[Figure collection entries]
Start

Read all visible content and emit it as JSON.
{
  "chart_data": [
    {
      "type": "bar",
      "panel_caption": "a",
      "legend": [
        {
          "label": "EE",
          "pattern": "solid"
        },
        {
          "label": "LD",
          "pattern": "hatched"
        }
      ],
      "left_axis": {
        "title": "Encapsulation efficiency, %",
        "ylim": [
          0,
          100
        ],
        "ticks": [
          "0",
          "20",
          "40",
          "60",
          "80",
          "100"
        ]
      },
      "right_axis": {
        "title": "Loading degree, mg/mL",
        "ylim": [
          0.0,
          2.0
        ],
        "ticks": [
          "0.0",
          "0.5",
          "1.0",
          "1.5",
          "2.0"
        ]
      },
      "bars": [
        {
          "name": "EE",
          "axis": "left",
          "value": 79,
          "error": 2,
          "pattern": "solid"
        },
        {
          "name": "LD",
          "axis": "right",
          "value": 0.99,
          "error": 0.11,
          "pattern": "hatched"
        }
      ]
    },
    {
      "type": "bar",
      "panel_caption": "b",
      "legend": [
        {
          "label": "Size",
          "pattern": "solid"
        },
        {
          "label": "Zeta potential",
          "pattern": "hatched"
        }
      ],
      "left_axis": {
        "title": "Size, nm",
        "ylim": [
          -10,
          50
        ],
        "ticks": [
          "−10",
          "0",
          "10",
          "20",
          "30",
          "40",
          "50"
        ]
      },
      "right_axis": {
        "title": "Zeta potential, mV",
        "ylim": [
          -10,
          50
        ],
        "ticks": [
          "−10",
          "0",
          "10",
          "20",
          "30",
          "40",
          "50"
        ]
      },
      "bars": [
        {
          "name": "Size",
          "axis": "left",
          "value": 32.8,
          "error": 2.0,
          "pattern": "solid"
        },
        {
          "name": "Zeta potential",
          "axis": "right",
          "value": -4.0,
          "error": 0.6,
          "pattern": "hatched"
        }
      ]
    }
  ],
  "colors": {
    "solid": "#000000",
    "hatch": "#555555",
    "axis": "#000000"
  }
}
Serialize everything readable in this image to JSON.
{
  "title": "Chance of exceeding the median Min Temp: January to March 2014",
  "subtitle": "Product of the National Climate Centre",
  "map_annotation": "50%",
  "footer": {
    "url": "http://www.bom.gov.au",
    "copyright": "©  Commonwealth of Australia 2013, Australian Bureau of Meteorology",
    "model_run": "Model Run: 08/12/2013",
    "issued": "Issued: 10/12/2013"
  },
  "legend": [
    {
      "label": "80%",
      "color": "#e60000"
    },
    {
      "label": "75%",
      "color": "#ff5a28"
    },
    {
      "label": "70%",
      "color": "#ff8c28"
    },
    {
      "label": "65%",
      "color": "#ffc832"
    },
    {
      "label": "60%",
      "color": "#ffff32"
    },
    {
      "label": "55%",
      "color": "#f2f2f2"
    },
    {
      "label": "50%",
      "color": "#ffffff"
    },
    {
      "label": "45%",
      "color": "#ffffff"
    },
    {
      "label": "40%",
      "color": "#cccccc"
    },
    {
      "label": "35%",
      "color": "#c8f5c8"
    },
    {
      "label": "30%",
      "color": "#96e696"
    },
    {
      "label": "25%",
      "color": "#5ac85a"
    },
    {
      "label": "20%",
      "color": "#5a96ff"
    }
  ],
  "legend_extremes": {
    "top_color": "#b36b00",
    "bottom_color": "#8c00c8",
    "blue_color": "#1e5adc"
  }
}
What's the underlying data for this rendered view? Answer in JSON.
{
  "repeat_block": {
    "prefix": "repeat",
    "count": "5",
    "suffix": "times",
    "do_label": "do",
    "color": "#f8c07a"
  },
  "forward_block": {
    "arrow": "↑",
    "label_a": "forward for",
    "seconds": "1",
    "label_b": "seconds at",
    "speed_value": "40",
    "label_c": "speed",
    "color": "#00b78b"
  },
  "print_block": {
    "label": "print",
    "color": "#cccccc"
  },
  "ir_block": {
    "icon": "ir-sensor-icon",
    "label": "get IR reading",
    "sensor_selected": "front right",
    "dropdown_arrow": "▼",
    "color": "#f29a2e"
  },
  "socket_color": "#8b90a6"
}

End

Goal of the exercise: Without leaving anything out, quote all the data.

Task result:
Read all visible content and emit it as JSON.
{
  "chart_data": [
    {
      "type": "bar",
      "panel_caption": "a",
      "legend": [
        {
          "label": "EE",
          "pattern": "solid"
        },
        {
          "label": "LD",
          "pattern": "hatched"
        }
      ],
      "left_axis": {
        "title": "Encapsulation efficiency, %",
        "ylim": [
          0,
          100
        ],
        "ticks": [
          "0",
          "20",
          "40",
          "60",
          "80",
          "100"
        ]
      },
      "right_axis": {
        "title": "Loading degree, mg/mL",
        "ylim": [
          0.0,
          2.0
        ],
        "ticks": [
          "0.0",
          "0.5",
          "1.0",
          "1.5",
          "2.0"
        ]
      },
      "bars": [
        {
          "name": "EE",
          "axis": "left",
          "value": 79,
          "error": 2,
          "pattern": "solid"
        },
        {
          "name": "LD",
          "axis": "right",
          "value": 0.99,
          "error": 0.11,
          "pattern": "hatched"
        }
      ]
    },
    {
      "type": "bar",
      "panel_caption": "b",
      "legend": [
        {
          "label": "Size",
          "pattern": "solid"
        },
        {
          "label": "Zeta potential",
          "pattern": "hatched"
        }
      ],
      "left_axis": {
        "title": "Size, nm",
        "ylim": [
          -10,
          50
        ],
        "ticks": [
          "−10",
          "0",
          "10",
          "20",
          "30",
          "40",
          "50"
        ]
      },
      "right_axis": {
        "title": "Zeta potential, mV",
        "ylim": [
          -10,
          50
        ],
        "ticks": [
          "−10",
          "0",
          "10",
          "20",
          "30",
          "40",
          "50"
        ]
      },
      "bars": [
        {
          "name": "Size",
          "axis": "left",
          "value": 32.8,
          "error": 2.0,
          "pattern": "solid"
        },
        {
          "name": "Zeta potential",
          "axis": "right",
          "value": -4.0,
          "error": 0.6,
          "pattern": "hatched"
        }
      ]
    }
  ],
  "colors": {
    "solid": "#000000",
    "hatch": "#555555",
    "axis": "#000000"
  }
}
Serialize everything readable in this image to JSON.
{
  "title": "Chance of exceeding the median Min Temp: January to March 2014",
  "subtitle": "Product of the National Climate Centre",
  "map_annotation": "50%",
  "footer": {
    "url": "http://www.bom.gov.au",
    "copyright": "©  Commonwealth of Australia 2013, Australian Bureau of Meteorology",
    "model_run": "Model Run: 08/12/2013",
    "issued": "Issued: 10/12/2013"
  },
  "legend": [
    {
      "label": "80%",
      "color": "#e60000"
    },
    {
      "label": "75%",
      "color": "#ff5a28"
    },
    {
      "label": "70%",
      "color": "#ff8c28"
    },
    {
      "label": "65%",
      "color": "#ffc832"
    },
    {
      "label": "60%",
      "color": "#ffff32"
    },
    {
      "label": "55%",
      "color": "#f2f2f2"
    },
    {
      "label": "50%",
      "color": "#ffffff"
    },
    {
      "label": "45%",
      "color": "#ffffff"
    },
    {
      "label": "40%",
      "color": "#cccccc"
    },
    {
      "label": "35%",
      "color": "#c8f5c8"
    },
    {
      "label": "30%",
      "color": "#96e696"
    },
    {
      "label": "25%",
      "color": "#5ac85a"
    },
    {
      "label": "20%",
      "color": "#5a96ff"
    }
  ],
  "legend_extremes": {
    "top_color": "#b36b00",
    "bottom_color": "#8c00c8",
    "blue_color": "#1e5adc"
  }
}
What's the underlying data for this rendered view? Answer in JSON.
{
  "repeat_block": {
    "prefix": "repeat",
    "count": "5",
    "suffix": "times",
    "do_label": "do",
    "color": "#f8c07a"
  },
  "forward_block": {
    "arrow": "↑",
    "label_a": "forward for",
    "seconds": "1",
    "label_b": "seconds at",
    "speed_value": "40",
    "label_c": "speed",
    "color": "#00b78b"
  },
  "print_block": {
    "label": "print",
    "color": "#cccccc"
  },
  "ir_block": {
    "icon": "ir-sensor-icon",
    "label": "get IR reading",
    "sensor_selected": "front right",
    "dropdown_arrow": "▼",
    "color": "#f29a2e"
  },
  "socket_color": "#8b90a6"
}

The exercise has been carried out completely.